*DIRECTIONS FOR THIS TASK:* Write the material out again in full, exactly.

*DATASET ROWS:*
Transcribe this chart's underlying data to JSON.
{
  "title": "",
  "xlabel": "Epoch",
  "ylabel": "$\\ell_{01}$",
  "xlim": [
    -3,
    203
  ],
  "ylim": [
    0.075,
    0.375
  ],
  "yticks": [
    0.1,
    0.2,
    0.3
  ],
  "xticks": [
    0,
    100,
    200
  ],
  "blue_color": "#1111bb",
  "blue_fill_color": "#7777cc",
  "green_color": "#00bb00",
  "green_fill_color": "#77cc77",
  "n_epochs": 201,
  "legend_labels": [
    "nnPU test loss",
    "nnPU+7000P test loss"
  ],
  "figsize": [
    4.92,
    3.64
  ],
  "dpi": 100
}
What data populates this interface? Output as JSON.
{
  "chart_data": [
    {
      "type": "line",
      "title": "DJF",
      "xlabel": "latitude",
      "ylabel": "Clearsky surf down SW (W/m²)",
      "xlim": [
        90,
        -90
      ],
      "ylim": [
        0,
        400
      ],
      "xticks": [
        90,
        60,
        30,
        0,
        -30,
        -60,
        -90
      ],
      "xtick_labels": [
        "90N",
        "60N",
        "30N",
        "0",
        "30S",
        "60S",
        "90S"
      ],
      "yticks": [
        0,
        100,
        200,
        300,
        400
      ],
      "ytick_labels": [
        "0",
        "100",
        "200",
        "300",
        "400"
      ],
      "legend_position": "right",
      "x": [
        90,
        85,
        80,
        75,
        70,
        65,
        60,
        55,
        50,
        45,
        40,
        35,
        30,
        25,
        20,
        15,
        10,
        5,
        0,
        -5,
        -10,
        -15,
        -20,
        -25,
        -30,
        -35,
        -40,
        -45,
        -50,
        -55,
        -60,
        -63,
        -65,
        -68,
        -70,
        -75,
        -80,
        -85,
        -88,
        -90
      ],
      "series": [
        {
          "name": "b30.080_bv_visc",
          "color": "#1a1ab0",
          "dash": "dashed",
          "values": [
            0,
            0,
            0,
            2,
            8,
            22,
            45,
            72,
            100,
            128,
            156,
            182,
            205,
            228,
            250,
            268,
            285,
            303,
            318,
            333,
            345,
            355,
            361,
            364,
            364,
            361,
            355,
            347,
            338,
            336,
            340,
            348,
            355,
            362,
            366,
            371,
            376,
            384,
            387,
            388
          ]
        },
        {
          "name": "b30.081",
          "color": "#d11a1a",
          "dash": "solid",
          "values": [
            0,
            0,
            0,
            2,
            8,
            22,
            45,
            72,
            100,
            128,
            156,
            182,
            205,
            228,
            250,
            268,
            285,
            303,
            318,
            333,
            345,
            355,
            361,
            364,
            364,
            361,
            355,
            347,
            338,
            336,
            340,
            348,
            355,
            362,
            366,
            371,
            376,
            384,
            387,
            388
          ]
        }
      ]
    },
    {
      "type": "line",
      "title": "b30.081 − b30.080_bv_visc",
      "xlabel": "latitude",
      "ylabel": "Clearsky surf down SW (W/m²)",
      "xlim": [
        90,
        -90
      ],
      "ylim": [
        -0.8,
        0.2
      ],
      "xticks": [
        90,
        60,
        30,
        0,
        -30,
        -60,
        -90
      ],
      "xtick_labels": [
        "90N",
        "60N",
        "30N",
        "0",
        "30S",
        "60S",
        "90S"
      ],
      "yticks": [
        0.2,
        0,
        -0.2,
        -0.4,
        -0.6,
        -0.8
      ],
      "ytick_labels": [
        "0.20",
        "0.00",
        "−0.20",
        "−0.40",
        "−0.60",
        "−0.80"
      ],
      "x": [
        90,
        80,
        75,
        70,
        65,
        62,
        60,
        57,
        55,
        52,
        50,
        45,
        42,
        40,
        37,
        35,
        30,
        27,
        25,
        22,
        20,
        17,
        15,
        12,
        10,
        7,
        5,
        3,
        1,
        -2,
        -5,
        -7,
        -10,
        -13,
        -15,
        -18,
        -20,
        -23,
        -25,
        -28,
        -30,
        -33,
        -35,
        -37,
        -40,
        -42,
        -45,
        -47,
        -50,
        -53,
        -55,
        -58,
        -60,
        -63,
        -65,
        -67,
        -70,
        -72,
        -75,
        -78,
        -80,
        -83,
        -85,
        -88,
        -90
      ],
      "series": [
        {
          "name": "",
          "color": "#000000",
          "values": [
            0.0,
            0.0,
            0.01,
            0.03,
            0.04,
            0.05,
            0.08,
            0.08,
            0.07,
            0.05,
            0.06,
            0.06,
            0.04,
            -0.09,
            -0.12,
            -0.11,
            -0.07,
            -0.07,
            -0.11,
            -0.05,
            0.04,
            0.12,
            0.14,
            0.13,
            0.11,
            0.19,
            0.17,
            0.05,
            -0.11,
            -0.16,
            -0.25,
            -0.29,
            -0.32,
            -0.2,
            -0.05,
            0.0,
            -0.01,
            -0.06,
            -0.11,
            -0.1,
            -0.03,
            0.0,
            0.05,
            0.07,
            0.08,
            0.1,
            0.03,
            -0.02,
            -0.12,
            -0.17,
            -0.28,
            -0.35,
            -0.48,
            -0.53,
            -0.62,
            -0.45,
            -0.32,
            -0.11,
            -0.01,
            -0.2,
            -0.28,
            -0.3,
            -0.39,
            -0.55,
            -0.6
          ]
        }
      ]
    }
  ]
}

*EXERCISE ANSWER:*
Transcribe this chart's underlying data to JSON.
{
  "title": "",
  "xlabel": "Epoch",
  "ylabel": "$\\ell_{01}$",
  "xlim": [
    -3,
    203
  ],
  "ylim": [
    0.075,
    0.375
  ],
  "yticks": [
    0.1,
    0.2,
    0.3
  ],
  "xticks": [
    0,
    100,
    200
  ],
  "blue_color": "#1111bb",
  "blue_fill_color": "#7777cc",
  "green_color": "#00bb00",
  "green_fill_color": "#77cc77",
  "n_epochs": 201,
  "legend_labels": [
    "nnPU test loss",
    "nnPU+7000P test loss"
  ],
  "figsize": [
    4.92,
    3.64
  ],
  "dpi": 100
}
What data populates this interface? Output as JSON.
{
  "chart_data": [
    {
      "type": "line",
      "title": "DJF",
      "xlabel": "latitude",
      "ylabel": "Clearsky surf down SW (W/m²)",
      "xlim": [
        90,
        -90
      ],
      "ylim": [
        0,
        400
      ],
      "xticks": [
        90,
        60,
        30,
        0,
        -30,
        -60,
        -90
      ],
      "xtick_labels": [
        "90N",
        "60N",
        "30N",
        "0",
        "30S",
        "60S",
        "90S"
      ],
      "yticks": [
        0,
        100,
        200,
        300,
        400
      ],
      "ytick_labels": [
        "0",
        "100",
        "200",
        "300",
        "400"
      ],
      "legend_position": "right",
      "x": [
        90,
        85,
        80,
        75,
        70,
        65,
        60,
        55,
        50,
        45,
        40,
        35,
        30,
        25,
        20,
        15,
        10,
        5,
        0,
        -5,
        -10,
        -15,
        -20,
        -25,
        -30,
        -35,
        -40,
        -45,
        -50,
        -55,
        -60,
        -63,
        -65,
        -68,
        -70,
        -75,
        -80,
        -85,
        -88,
        -90
      ],
      "series": [
        {
          "name": "b30.080_bv_visc",
          "color": "#1a1ab0",
          "dash": "dashed",
          "values": [
            0,
            0,
            0,
            2,
            8,
            22,
            45,
            72,
            100,
            128,
            156,
            182,
            205,
            228,
            250,
            268,
            285,
            303,
            318,
            333,
            345,
            355,
            361,
            364,
            364,
            361,
            355,
            347,
            338,
            336,
            340,
            348,
            355,
            362,
            366,
            371,
            376,
            384,
            387,
            388
          ]
        },
        {
          "name": "b30.081",
          "color": "#d11a1a",
          "dash": "solid",
          "values": [
            0,
            0,
            0,
            2,
            8,
            22,
            45,
            72,
            100,
            128,
            156,
            182,
            205,
            228,
            250,
            268,
            285,
            303,
            318,
            333,
            345,
            355,
            361,
            364,
            364,
            361,
            355,
            347,
            338,
            336,
            340,
            348,
            355,
            362,
            366,
            371,
            376,
            384,
            387,
            388
          ]
        }
      ]
    },
    {
      "type": "line",
      "title": "b30.081 − b30.080_bv_visc",
      "xlabel": "latitude",
      "ylabel": "Clearsky surf down SW (W/m²)",
      "xlim": [
        90,
        -90
      ],
      "ylim": [
        -0.8,
        0.2
      ],
      "xticks": [
        90,
        60,
        30,
        0,
        -30,
        -60,
        -90
      ],
      "xtick_labels": [
        "90N",
        "60N",
        "30N",
        "0",
        "30S",
        "60S",
        "90S"
      ],
      "yticks": [
        0.2,
        0,
        -0.2,
        -0.4,
        -0.6,
        -0.8
      ],
      "ytick_labels": [
        "0.20",
        "0.00",
        "−0.20",
        "−0.40",
        "−0.60",
        "−0.80"
      ],
      "x": [
        90,
        80,
        75,
        70,
        65,
        62,
        60,
        57,
        55,
        52,
        50,
        45,
        42,
        40,
        37,
        35,
        30,
        27,
        25,
        22,
        20,
        17,
        15,
        12,
        10,
        7,
        5,
        3,
        1,
        -2,
        -5,
        -7,
        -10,
        -13,
        -15,
        -18,
        -20,
        -23,
        -25,
        -28,
        -30,
        -33,
        -35,
        -37,
        -40,
        -42,
        -45,
        -47,
        -50,
        -53,
        -55,
        -58,
        -60,
        -63,
        -65,
        -67,
        -70,
        -72,
        -75,
        -78,
        -80,
        -83,
        -85,
        -88,
        -90
      ],
      "series": [
        {
          "name": "",
          "color": "#000000",
          "values": [
            0.0,
            0.0,
            0.01,
            0.03,
            0.04,
            0.05,
            0.08,
            0.08,
            0.07,
            0.05,
            0.06,
            0.06,
            0.04,
            -0.09,
            -0.12,
            -0.11,
            -0.07,
            -0.07,
            -0.11,
            -0.05,
            0.04,
            0.12,
            0.14,
            0.13,
            0.11,
            0.19,
            0.17,
            0.05,
            -0.11,
            -0.16,
            -0.25,
            -0.29,
            -0.32,
            -0.2,
            -0.05,
            0.0,
            -0.01,
            -0.06,
            -0.11,
            -0.1,
            -0.03,
            0.0,
            0.05,
            0.07,
            0.08,
            0.1,
            0.03,
            -0.02,
            -0.12,
            -0.17,
            -0.28,
            -0.35,
            -0.48,
            -0.53,
            -0.62,
            -0.45,
            -0.32,
            -0.11,
            -0.01,
            -0.2,
            -0.28,
            -0.3,
            -0.39,
            -0.55,
            -0.6
          ]
        }
      ]
    }
  ]
}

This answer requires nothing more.